──────── Exercise input ────────

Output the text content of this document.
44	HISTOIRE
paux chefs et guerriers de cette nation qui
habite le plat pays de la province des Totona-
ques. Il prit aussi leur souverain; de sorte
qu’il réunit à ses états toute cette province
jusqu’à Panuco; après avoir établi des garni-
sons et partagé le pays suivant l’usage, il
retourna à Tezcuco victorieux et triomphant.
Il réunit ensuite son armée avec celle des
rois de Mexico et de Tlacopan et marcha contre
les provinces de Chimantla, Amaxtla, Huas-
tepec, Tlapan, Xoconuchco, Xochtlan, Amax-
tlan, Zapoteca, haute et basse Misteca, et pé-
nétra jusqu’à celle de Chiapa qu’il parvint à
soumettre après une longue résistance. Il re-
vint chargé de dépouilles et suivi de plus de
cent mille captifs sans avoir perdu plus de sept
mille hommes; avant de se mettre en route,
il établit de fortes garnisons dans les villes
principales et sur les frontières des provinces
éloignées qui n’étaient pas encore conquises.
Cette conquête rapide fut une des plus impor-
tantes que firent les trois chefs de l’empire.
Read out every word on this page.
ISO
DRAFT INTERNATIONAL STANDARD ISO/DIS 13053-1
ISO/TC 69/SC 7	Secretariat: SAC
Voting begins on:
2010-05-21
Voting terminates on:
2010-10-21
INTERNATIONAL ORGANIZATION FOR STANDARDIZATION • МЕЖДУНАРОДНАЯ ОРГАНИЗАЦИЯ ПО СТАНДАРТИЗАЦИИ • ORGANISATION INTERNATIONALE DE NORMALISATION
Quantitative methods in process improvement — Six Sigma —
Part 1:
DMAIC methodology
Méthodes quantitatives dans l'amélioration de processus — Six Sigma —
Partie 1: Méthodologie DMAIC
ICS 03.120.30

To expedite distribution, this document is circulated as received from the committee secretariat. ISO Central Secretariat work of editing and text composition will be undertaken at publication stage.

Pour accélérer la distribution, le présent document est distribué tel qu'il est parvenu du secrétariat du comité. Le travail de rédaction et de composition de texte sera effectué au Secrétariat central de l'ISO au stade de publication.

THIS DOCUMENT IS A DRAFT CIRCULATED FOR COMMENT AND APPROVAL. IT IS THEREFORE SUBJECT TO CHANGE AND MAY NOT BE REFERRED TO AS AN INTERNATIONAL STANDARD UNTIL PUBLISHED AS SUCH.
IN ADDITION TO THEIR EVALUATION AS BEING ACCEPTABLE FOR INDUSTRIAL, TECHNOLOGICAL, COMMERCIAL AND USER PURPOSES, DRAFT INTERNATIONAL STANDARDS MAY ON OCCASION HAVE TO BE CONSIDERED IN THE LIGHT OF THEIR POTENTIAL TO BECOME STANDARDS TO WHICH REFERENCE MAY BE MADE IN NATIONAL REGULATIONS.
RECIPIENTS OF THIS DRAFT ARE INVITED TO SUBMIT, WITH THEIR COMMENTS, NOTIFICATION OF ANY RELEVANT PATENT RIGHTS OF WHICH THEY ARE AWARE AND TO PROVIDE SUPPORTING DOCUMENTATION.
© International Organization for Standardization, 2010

────────

Word for word, restate all of the data shown above.

Output the text content of this document.
44	HISTOIRE
paux chefs et guerriers de cette nation qui
habite le plat pays de la province des Totona-
ques. Il prit aussi leur souverain; de sorte
qu’il réunit à ses états toute cette province
jusqu’à Panuco; après avoir établi des garni-
sons et partagé le pays suivant l’usage, il
retourna à Tezcuco victorieux et triomphant.
Il réunit ensuite son armée avec celle des
rois de Mexico et de Tlacopan et marcha contre
les provinces de Chimantla, Amaxtla, Huas-
tepec, Tlapan, Xoconuchco, Xochtlan, Amax-
tlan, Zapoteca, haute et basse Misteca, et pé-
nétra jusqu’à celle de Chiapa qu’il parvint à
soumettre après une longue résistance. Il re-
vint chargé de dépouilles et suivi de plus de
cent mille captifs sans avoir perdu plus de sept
mille hommes; avant de se mettre en route,
il établit de fortes garnisons dans les villes
principales et sur les frontières des provinces
éloignées qui n’étaient pas encore conquises.
Cette conquête rapide fut une des plus impor-
tantes que firent les trois chefs de l’empire.
Read out every word on this page.
ISO
DRAFT INTERNATIONAL STANDARD ISO/DIS 13053-1
ISO/TC 69/SC 7	Secretariat: SAC
Voting begins on:
2010-05-21
Voting terminates on:
2010-10-21
INTERNATIONAL ORGANIZATION FOR STANDARDIZATION • МЕЖДУНАРОДНАЯ ОРГАНИЗАЦИЯ ПО СТАНДАРТИЗАЦИИ • ORGANISATION INTERNATIONALE DE NORMALISATION
Quantitative methods in process improvement — Six Sigma —
Part 1:
DMAIC methodology
Méthodes quantitatives dans l'amélioration de processus — Six Sigma —
Partie 1: Méthodologie DMAIC
ICS 03.120.30

To expedite distribution, this document is circulated as received from the committee secretariat. ISO Central Secretariat work of editing and text composition will be undertaken at publication stage.

Pour accélérer la distribution, le présent document est distribué tel qu'il est parvenu du secrétariat du comité. Le travail de rédaction et de composition de texte sera effectué au Secrétariat central de l'ISO au stade de publication.

THIS DOCUMENT IS A DRAFT CIRCULATED FOR COMMENT AND APPROVAL. IT IS THEREFORE SUBJECT TO CHANGE AND MAY NOT BE REFERRED TO AS AN INTERNATIONAL STANDARD UNTIL PUBLISHED AS SUCH.
IN ADDITION TO THEIR EVALUATION AS BEING ACCEPTABLE FOR INDUSTRIAL, TECHNOLOGICAL, COMMERCIAL AND USER PURPOSES, DRAFT INTERNATIONAL STANDARDS MAY ON OCCASION HAVE TO BE CONSIDERED IN THE LIGHT OF THEIR POTENTIAL TO BECOME STANDARDS TO WHICH REFERENCE MAY BE MADE IN NATIONAL REGULATIONS.
RECIPIENTS OF THIS DRAFT ARE INVITED TO SUBMIT, WITH THEIR COMMENTS, NOTIFICATION OF ANY RELEVANT PATENT RIGHTS OF WHICH THEY ARE AWARE AND TO PROVIDE SUPPORTING DOCUMENTATION.
© International Organization for Standardization, 2010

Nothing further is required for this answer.